### Task to carry out
Below is a block of records. Copy every line in it that contains the word "name".

### Input for this task
==================================================

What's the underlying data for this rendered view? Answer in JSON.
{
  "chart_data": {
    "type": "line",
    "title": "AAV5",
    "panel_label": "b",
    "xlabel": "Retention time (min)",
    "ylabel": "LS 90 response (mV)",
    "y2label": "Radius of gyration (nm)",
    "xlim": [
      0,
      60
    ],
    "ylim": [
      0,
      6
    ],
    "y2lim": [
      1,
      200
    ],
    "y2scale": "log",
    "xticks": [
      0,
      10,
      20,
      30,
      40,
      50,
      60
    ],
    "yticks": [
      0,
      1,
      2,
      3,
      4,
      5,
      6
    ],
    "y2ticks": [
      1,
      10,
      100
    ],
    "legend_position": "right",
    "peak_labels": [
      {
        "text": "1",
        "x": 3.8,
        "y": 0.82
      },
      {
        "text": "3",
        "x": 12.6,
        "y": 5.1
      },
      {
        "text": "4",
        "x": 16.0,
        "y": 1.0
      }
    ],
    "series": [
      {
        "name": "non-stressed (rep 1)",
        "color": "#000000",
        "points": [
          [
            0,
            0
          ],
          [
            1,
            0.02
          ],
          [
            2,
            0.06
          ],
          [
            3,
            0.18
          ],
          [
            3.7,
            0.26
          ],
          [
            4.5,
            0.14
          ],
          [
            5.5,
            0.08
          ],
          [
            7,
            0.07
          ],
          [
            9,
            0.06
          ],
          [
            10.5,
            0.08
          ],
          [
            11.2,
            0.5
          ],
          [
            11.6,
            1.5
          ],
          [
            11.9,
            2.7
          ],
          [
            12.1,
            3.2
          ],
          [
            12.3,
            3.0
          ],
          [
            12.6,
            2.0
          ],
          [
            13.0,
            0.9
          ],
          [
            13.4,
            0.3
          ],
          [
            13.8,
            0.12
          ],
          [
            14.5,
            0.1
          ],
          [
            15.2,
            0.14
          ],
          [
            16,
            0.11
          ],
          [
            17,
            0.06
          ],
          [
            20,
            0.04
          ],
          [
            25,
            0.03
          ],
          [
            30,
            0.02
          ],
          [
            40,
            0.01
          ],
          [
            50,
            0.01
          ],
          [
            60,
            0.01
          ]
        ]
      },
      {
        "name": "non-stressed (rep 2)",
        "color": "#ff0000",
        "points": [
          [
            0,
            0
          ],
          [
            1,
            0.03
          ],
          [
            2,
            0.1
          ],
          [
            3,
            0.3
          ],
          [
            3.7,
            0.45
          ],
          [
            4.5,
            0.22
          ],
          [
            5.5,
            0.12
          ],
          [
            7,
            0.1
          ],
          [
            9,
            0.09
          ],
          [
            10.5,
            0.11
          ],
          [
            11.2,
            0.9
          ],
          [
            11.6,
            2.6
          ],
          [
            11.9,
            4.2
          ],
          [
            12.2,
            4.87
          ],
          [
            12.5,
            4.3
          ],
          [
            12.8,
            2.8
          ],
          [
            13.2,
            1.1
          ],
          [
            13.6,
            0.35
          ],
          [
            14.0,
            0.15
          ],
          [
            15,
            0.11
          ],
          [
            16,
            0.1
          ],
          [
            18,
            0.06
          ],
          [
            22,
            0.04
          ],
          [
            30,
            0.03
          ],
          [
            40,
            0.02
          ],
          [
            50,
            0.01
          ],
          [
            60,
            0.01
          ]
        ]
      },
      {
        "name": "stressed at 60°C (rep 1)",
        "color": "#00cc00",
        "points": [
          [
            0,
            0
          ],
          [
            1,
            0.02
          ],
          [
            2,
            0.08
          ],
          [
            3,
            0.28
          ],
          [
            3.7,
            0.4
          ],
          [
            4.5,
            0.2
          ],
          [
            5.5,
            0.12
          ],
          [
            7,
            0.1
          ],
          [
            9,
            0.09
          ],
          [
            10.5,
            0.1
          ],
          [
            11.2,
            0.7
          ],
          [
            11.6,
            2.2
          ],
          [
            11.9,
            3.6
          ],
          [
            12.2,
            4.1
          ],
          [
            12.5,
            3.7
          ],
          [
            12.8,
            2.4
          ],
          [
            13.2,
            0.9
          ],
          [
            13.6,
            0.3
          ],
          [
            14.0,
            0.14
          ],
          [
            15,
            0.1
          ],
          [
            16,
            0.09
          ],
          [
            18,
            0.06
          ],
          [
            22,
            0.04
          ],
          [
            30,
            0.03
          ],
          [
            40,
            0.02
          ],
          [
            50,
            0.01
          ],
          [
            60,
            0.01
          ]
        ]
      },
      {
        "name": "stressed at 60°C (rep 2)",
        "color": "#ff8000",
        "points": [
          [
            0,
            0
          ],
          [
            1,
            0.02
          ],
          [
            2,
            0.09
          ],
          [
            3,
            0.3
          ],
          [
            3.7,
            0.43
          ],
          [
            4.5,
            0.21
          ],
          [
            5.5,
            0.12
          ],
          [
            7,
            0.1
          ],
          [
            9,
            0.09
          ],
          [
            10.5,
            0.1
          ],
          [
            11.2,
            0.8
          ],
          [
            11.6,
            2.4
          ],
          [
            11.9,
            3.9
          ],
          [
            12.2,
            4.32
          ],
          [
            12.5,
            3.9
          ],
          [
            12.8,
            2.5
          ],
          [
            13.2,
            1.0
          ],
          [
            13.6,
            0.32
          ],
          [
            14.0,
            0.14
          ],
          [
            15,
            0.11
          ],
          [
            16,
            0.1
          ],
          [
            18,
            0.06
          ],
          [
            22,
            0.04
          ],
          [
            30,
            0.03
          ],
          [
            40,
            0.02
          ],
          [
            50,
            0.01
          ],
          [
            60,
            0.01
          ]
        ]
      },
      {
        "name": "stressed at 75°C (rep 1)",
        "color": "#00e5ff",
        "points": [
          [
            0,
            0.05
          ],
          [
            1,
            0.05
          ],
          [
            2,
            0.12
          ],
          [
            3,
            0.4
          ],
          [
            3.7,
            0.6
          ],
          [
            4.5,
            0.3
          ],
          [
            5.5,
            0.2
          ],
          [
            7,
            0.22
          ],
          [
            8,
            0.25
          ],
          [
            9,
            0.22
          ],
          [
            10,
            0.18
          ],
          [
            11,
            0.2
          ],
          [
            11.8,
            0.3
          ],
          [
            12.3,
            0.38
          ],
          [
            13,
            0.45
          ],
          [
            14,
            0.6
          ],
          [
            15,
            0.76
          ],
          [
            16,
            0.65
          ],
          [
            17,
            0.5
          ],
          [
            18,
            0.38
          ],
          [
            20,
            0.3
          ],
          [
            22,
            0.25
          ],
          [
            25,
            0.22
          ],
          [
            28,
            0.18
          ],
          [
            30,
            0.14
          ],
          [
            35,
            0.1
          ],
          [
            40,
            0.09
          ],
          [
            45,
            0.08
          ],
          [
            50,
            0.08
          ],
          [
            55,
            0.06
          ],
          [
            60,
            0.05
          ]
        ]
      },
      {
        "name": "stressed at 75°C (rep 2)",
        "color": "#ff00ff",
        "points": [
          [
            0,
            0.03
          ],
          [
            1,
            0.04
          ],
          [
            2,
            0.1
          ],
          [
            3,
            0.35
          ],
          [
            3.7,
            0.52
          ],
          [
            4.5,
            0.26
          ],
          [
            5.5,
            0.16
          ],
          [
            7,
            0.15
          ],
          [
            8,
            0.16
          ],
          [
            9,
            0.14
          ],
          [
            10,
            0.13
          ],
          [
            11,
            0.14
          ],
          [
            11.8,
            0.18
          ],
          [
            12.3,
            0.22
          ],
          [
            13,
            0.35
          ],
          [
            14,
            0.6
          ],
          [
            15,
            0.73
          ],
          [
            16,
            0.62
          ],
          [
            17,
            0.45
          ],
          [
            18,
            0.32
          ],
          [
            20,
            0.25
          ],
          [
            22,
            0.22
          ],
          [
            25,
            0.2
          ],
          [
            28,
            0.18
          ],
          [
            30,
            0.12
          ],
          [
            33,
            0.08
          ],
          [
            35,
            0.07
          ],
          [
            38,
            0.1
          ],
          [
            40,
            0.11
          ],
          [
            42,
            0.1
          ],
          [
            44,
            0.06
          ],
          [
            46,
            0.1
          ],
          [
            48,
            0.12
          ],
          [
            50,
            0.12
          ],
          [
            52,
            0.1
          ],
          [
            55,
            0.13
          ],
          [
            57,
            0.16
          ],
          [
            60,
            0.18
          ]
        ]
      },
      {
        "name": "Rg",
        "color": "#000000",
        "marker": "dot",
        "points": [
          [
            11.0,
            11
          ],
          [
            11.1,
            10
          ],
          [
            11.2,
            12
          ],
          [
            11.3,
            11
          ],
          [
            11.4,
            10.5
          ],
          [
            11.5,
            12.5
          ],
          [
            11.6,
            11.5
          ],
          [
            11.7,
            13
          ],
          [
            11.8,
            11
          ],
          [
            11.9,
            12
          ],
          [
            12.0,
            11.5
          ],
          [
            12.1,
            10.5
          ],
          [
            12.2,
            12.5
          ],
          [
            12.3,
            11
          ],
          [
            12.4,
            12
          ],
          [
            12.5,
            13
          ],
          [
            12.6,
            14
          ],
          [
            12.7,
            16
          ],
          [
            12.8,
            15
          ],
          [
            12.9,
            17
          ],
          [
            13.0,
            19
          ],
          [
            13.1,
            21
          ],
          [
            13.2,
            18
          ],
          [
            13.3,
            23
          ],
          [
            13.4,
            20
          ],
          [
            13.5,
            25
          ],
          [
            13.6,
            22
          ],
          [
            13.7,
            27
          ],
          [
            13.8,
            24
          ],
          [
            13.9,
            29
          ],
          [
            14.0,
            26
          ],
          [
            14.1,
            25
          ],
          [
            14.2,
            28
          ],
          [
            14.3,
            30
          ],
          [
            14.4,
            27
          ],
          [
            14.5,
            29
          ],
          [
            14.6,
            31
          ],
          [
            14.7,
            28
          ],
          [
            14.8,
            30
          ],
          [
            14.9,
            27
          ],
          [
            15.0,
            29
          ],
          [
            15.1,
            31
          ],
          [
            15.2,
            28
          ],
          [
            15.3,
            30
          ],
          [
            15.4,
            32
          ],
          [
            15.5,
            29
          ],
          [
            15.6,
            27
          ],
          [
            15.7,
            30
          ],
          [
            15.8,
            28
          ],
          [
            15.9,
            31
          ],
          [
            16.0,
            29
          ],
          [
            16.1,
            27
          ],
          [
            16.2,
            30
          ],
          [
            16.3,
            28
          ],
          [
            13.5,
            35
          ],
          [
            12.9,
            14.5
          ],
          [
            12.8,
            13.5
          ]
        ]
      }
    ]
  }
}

==================================================

### Exercise answer
        "name": "non-stressed (rep 1)",
        "name": "non-stressed (rep 2)",
        "name": "stressed at 60°C (rep 1)",
        "name": "stressed at 60°C (rep 2)",
        "name": "stressed at 75°C (rep 1)",
        "name": "stressed at 75°C (rep 2)",
        "name": "Rg",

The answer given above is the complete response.